---------- Texte à examiner ----------
La Danse – Le ballet de l’opéra de Paris. Frederick Wiseman

La Danse est un grand Wiseman, tant par son excellence que par sa durée (2h40), qui examine une grande institution, l’école de danse de l’opéra de Paris. Le film annonce dès les premiers plans le parcours qui est le sien : les espaces se resserrent, de la vue d’ensemble de Paris, au monument de l’Opéra, à ses souterrains cachés, aux cordes et outils entreposés là enfin. De l’image de prestige à la réalité du moindre rouage, voilà le terrain que va explorer Wiseman, par le biais toujours des hommes et des femmes qui travaillent, qui habitent ce microcosme. Avant tout la souffrance et la grâce des danseurs et danseuses, portés par la rigueur des professeurs et directeurs, mais aussi, en coulisse, les autres. Les costumières, les éclairagistes, ou encore le balayeur du soir, qui œuvrent en amont ou en aval du merveilleux des représentations, et dont les plans entrecoupent les scènes de danse : en faisant le choix de les filmer dans leur silence, Wiseman les distingue de ceux qui énoncent ou sont les sujets du discours de l’Opéra, mais souligne ainsi d’autant plus l’essentialité de leur présence.

Comme toujours, Wiseman aborde le politique de l’institution en filigrane, en saisissant l’instant le plus juste de chaque activité, de chaque conversation. L’école de danse de l’Opéra, c’est l’amour de l’art, certes, mais aussi une machine qui doit tourner : organiser un gala aux partenaires financiers demande autant de méticulosité qu’une chorégraphie. Et c’est avec force que Wiseman soulève la façon dont ce petit monde apparemment hors du temps doit se confronter aux changements contemporains : des plus concrets (abordés de front : nouvelles techniques de danse craintes par les élèves, question des retraites), aux plus philosophiques (esquissés par le film seulement) : le paradoxe de la préservation de l’élitisme et de l’excellence – garantie de survie du ballet – à l’ère de l’individualisme.

Un film incontournable, où Wiseman filme une institution qui par sa complexité renvoie à bien des questions qu’il a abordées tout au long de sa carrière, et un art, la danse, qui par sa précision extrême fait écho à ses propres exigences de cinéaste. Fascinant.

Apolline Caron-Ottavi

La Danse sera projeté le 11 novembre 2010 à 20h30 à la Cinémathèque québécoise et le 13 novembre 2010 à 21h au Cinéma Parallèle.
---------- Extraits du matériel ----------
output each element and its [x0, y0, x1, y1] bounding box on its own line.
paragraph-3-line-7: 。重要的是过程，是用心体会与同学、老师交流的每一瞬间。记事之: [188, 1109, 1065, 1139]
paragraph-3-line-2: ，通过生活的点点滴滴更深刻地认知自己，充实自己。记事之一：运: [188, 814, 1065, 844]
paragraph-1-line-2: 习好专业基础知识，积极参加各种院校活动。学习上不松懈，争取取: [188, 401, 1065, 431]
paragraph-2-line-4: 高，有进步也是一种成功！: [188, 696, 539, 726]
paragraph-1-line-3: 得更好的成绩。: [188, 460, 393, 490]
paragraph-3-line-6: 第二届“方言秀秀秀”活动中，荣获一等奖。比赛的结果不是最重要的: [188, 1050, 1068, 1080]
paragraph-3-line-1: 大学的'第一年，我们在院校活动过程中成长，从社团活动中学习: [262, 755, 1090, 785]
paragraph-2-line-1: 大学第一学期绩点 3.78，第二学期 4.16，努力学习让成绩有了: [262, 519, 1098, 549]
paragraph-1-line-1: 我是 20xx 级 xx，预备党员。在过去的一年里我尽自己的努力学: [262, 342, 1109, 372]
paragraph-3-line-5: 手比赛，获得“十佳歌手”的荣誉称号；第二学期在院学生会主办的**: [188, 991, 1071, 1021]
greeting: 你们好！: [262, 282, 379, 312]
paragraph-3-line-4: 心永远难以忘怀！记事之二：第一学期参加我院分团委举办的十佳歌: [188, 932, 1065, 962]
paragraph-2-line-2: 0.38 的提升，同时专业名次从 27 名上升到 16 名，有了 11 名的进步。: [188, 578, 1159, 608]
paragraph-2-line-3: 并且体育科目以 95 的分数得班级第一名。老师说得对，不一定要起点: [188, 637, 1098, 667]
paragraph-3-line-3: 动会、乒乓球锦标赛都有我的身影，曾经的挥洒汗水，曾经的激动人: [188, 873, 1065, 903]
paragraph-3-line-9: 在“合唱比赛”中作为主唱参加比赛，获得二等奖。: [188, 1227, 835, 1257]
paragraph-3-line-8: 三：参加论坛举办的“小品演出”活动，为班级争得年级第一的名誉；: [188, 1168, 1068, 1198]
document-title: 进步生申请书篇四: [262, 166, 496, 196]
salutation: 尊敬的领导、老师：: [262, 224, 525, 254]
----------
__Activités__:
• 1. Résumez en deux phrases la critique du film La Danse présentée plus haut.
• 2. Selon la critique du film La Danse, où et à quelle heure le film sera-t-il projeté le 13 novembre 2010 ?

__Réponses rédigées__:
• 1. Dans La Danse, un film de 2h40, Wiseman explore l'école de danse de l'opéra de Paris, depuis les danseurs et leurs professeurs jusqu'aux costumières, aux éclairagistes et au balayeur, qu'il filme dans leur silence. Il y aborde aussi en filigrane le fonctionnement politique de l'institution et sa confrontation aux changements contemporains, et la critique juge le film incontournable et fascinant.

• 2. Il sera projeté à 21h au Cinéma Parallèle.